→ **TO BE DONE**
Going through the material below, please gather all lines with the word "Samedi" in them.

→ **LISTED ENTRIES**

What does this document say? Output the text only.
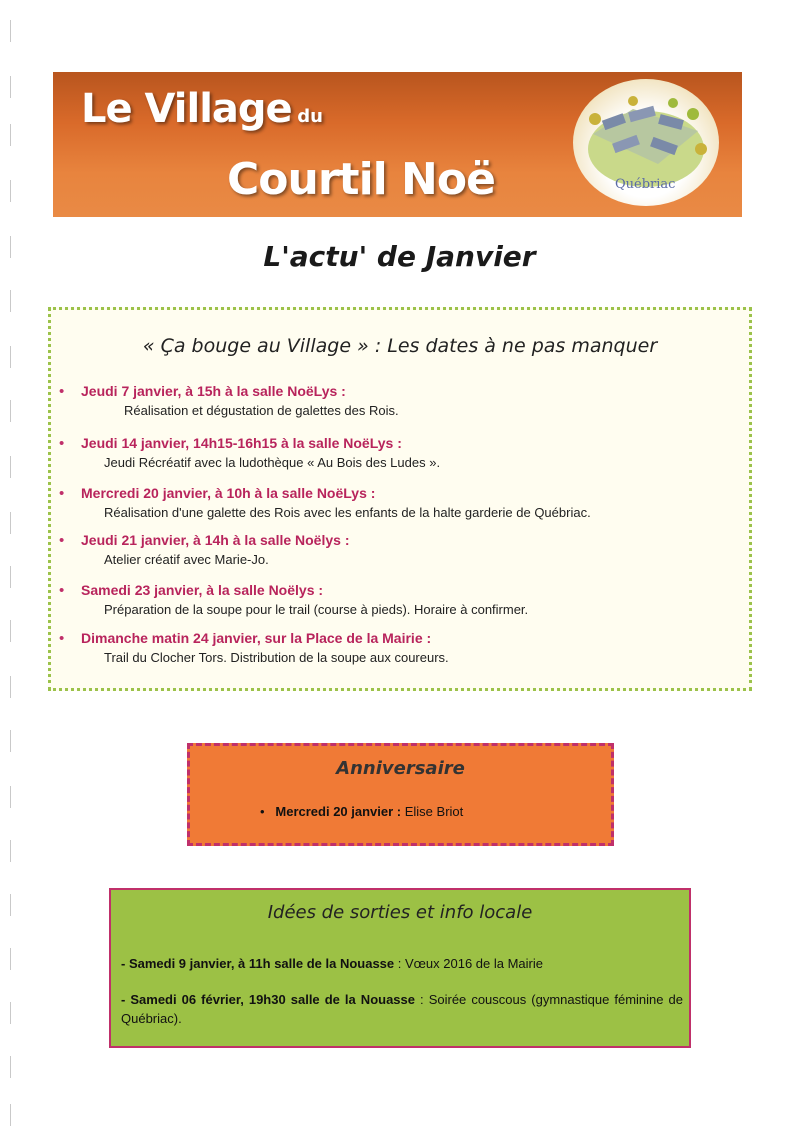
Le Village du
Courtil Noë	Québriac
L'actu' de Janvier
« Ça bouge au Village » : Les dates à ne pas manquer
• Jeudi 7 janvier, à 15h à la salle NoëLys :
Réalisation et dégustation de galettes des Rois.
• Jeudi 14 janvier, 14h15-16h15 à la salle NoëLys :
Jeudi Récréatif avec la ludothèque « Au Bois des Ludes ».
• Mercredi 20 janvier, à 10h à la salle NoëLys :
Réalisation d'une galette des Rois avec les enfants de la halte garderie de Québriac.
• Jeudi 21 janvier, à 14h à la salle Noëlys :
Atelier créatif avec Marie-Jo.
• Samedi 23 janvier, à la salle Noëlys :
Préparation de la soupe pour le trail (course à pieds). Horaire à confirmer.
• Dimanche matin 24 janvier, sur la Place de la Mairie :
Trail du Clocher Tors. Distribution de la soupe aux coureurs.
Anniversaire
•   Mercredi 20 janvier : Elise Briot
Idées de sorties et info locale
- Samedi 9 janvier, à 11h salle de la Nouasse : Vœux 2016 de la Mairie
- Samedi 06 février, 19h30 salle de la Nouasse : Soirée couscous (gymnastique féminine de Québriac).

→ **WRITTEN REPLY**
• Samedi 23 janvier, à la salle Noëlys :
- Samedi 9 janvier, à 11h salle de la Nouasse : Vœux 2016 de la Mairie
- Samedi 06 février, 19h30 salle de la Nouasse : Soirée couscous (gymnastique féminine de Québriac).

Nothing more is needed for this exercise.